--- START Data lines ---

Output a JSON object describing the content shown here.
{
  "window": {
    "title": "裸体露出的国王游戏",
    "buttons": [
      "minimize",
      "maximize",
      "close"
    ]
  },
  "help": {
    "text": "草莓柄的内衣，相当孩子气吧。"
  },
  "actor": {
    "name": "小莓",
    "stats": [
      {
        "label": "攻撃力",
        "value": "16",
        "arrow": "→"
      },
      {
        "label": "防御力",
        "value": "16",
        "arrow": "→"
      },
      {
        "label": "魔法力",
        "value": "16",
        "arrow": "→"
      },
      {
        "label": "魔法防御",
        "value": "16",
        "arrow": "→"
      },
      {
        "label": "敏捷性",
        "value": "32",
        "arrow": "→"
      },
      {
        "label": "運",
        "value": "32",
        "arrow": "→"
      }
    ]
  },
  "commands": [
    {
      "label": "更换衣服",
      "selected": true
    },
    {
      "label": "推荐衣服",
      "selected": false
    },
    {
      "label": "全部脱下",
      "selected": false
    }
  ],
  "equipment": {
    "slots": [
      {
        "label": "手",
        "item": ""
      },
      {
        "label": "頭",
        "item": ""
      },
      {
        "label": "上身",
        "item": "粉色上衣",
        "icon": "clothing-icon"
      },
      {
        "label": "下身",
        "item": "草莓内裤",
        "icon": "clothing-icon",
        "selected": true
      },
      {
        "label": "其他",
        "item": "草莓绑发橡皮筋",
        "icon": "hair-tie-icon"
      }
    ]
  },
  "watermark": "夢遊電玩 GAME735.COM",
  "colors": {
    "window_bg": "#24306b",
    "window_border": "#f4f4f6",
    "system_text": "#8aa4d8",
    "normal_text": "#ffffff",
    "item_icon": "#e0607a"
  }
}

--- END Data lines ---

Your instructions: Reproduce the data, keeping every line exactly the same.

Output for this task:
Output a JSON object describing the content shown here.
{
  "window": {
    "title": "裸体露出的国王游戏",
    "buttons": [
      "minimize",
      "maximize",
      "close"
    ]
  },
  "help": {
    "text": "草莓柄的内衣，相当孩子气吧。"
  },
  "actor": {
    "name": "小莓",
    "stats": [
      {
        "label": "攻撃力",
        "value": "16",
        "arrow": "→"
      },
      {
        "label": "防御力",
        "value": "16",
        "arrow": "→"
      },
      {
        "label": "魔法力",
        "value": "16",
        "arrow": "→"
      },
      {
        "label": "魔法防御",
        "value": "16",
        "arrow": "→"
      },
      {
        "label": "敏捷性",
        "value": "32",
        "arrow": "→"
      },
      {
        "label": "運",
        "value": "32",
        "arrow": "→"
      }
    ]
  },
  "commands": [
    {
      "label": "更换衣服",
      "selected": true
    },
    {
      "label": "推荐衣服",
      "selected": false
    },
    {
      "label": "全部脱下",
      "selected": false
    }
  ],
  "equipment": {
    "slots": [
      {
        "label": "手",
        "item": ""
      },
      {
        "label": "頭",
        "item": ""
      },
      {
        "label": "上身",
        "item": "粉色上衣",
        "icon": "clothing-icon"
      },
      {
        "label": "下身",
        "item": "草莓内裤",
        "icon": "clothing-icon",
        "selected": true
      },
      {
        "label": "其他",
        "item": "草莓绑发橡皮筋",
        "icon": "hair-tie-icon"
      }
    ]
  },
  "watermark": "夢遊電玩 GAME735.COM",
  "colors": {
    "window_bg": "#24306b",
    "window_border": "#f4f4f6",
    "system_text": "#8aa4d8",
    "normal_text": "#ffffff",
    "item_icon": "#e0607a"
  }
}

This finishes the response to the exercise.